*Written task*: Write out the entries below once more, exactly.

*Dataset entries*:
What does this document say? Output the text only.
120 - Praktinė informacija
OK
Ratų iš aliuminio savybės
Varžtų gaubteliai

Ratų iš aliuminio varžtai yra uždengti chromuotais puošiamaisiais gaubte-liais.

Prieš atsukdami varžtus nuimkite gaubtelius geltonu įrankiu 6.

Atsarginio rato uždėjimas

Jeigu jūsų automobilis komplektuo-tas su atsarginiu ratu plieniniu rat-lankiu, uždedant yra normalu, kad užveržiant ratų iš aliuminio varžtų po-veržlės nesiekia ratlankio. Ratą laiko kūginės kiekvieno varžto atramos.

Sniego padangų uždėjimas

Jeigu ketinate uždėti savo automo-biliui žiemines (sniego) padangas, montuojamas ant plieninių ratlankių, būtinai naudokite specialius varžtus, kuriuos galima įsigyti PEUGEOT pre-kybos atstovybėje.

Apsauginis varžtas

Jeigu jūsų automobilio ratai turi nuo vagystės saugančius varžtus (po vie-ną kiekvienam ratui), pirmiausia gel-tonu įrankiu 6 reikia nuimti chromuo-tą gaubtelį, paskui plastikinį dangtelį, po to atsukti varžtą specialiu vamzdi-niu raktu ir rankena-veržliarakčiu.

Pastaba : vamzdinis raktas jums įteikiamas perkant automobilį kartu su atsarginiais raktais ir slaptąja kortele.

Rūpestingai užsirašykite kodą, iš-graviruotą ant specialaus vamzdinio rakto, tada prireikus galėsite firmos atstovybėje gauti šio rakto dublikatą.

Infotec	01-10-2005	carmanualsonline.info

*In response*:
What does this document say? Output the text only.
120 - Praktinė informacija
OK
Ratų iš aliuminio savybės
Varžtų gaubteliai

Ratų iš aliuminio varžtai yra uždengti chromuotais puošiamaisiais gaubte-liais.

Prieš atsukdami varžtus nuimkite gaubtelius geltonu įrankiu 6.

Atsarginio rato uždėjimas

Jeigu jūsų automobilis komplektuo-tas su atsarginiu ratu plieniniu rat-lankiu, uždedant yra normalu, kad užveržiant ratų iš aliuminio varžtų po-veržlės nesiekia ratlankio. Ratą laiko kūginės kiekvieno varžto atramos.

Sniego padangų uždėjimas

Jeigu ketinate uždėti savo automo-biliui žiemines (sniego) padangas, montuojamas ant plieninių ratlankių, būtinai naudokite specialius varžtus, kuriuos galima įsigyti PEUGEOT pre-kybos atstovybėje.

Apsauginis varžtas

Jeigu jūsų automobilio ratai turi nuo vagystės saugančius varžtus (po vie-ną kiekvienam ratui), pirmiausia gel-tonu įrankiu 6 reikia nuimti chromuo-tą gaubtelį, paskui plastikinį dangtelį, po to atsukti varžtą specialiu vamzdi-niu raktu ir rankena-veržliarakčiu.

Pastaba : vamzdinis raktas jums įteikiamas perkant automobilį kartu su atsarginiais raktais ir slaptąja kortele.

Rūpestingai užsirašykite kodą, iš-graviruotą ant specialaus vamzdinio rakto, tada prireikus galėsite firmos atstovybėje gauti šio rakto dublikatą.

Infotec	01-10-2005	carmanualsonline.info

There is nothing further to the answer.